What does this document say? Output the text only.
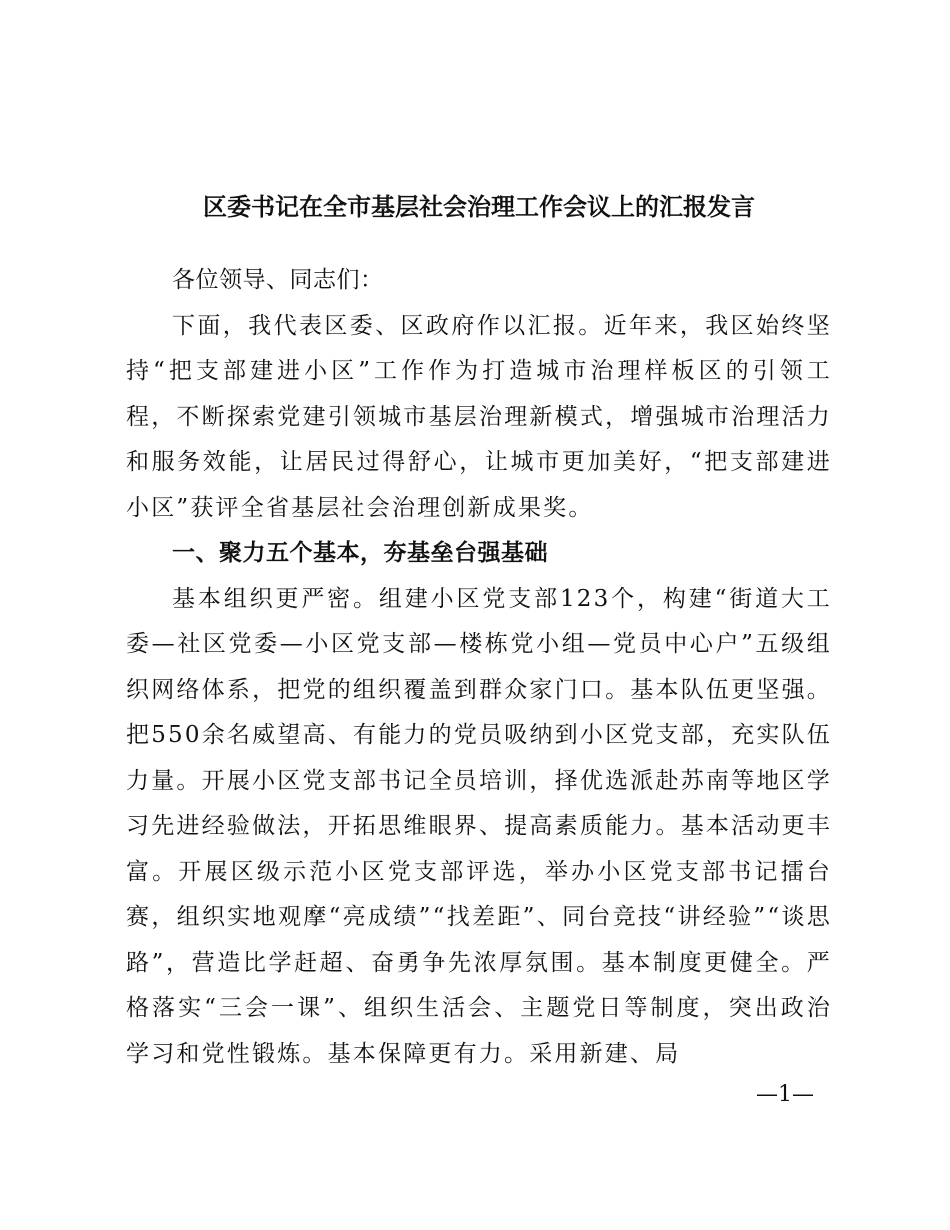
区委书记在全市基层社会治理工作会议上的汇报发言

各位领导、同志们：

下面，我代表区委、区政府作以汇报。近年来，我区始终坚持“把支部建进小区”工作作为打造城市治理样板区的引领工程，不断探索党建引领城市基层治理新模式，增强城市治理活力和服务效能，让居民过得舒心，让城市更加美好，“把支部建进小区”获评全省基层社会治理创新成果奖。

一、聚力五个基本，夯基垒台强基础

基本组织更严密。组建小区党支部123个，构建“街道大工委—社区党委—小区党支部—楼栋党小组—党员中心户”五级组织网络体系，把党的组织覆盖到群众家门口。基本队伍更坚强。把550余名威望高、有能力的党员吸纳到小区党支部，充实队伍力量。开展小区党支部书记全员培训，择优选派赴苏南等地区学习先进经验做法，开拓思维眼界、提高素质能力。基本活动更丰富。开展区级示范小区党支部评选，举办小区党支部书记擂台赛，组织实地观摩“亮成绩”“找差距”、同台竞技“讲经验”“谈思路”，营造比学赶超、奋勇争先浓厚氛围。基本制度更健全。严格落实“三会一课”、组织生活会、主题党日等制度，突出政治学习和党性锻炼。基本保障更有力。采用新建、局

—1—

...

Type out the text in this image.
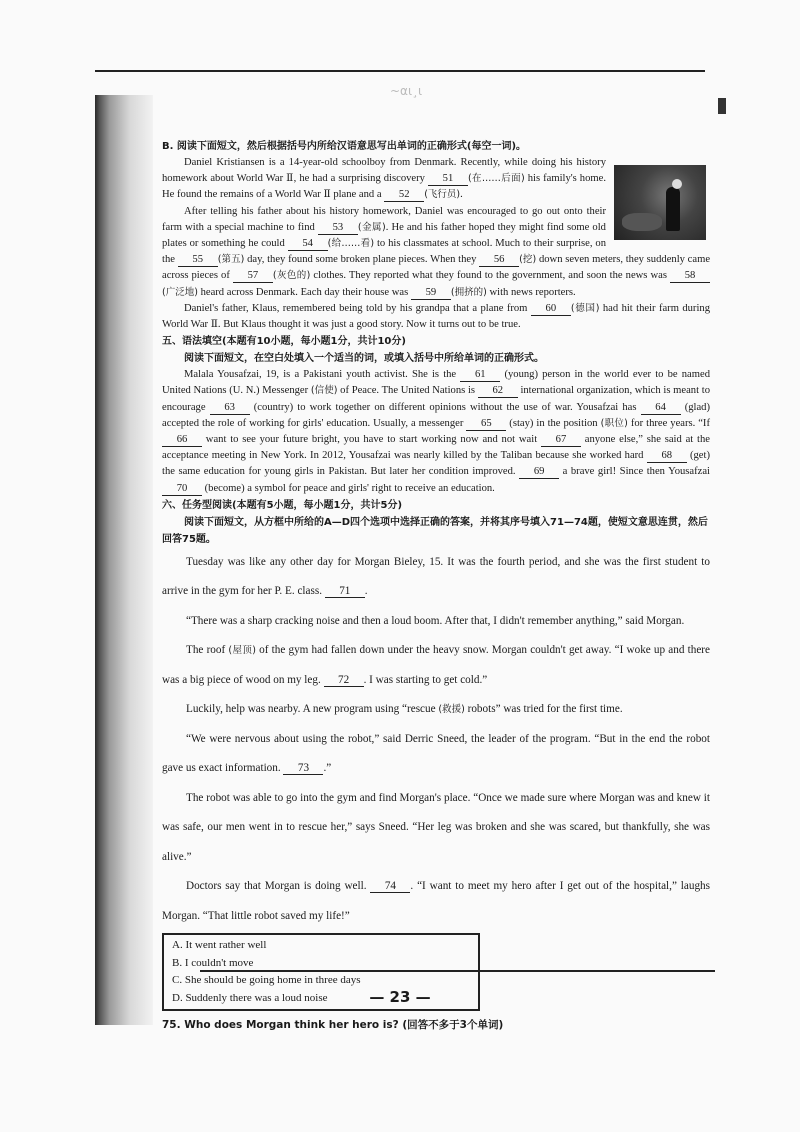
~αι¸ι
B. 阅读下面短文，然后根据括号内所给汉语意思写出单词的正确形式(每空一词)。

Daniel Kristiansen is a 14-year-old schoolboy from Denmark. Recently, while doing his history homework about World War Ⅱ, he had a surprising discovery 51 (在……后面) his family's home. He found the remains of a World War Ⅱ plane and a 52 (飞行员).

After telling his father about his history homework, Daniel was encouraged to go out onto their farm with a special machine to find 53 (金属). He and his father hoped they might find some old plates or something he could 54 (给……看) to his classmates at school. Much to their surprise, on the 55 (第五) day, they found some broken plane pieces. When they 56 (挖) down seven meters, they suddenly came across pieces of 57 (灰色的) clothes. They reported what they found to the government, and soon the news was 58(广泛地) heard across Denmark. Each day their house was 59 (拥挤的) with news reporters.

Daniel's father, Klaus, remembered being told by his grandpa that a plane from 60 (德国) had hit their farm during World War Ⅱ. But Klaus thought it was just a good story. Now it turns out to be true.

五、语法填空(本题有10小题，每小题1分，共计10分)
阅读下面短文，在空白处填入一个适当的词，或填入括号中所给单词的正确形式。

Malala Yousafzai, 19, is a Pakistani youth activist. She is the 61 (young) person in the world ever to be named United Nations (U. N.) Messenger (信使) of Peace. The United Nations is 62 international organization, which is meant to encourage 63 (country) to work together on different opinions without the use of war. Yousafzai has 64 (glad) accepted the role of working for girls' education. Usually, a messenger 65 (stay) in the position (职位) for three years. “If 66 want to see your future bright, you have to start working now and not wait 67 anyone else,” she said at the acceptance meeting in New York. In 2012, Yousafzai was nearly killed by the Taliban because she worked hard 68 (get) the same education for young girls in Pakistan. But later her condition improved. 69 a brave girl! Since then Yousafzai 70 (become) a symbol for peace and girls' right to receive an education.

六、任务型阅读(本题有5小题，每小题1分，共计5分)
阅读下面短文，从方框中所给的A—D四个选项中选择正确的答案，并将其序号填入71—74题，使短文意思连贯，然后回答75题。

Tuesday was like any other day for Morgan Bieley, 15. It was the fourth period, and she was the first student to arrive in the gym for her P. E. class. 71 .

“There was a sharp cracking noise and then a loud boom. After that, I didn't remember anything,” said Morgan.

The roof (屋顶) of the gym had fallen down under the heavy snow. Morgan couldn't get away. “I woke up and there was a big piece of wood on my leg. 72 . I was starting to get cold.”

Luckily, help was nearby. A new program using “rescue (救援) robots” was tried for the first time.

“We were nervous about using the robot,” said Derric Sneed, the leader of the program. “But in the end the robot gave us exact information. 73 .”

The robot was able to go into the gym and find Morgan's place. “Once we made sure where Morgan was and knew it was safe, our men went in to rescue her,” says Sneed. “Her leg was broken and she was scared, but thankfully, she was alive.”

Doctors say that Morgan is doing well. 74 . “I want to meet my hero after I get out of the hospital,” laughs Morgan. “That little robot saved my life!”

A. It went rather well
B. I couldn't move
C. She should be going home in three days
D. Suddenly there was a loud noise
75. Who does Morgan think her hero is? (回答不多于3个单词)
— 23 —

> Task directions
Reply with nothing except the number of lines in the listing above that include the string "noise".

> Full response
2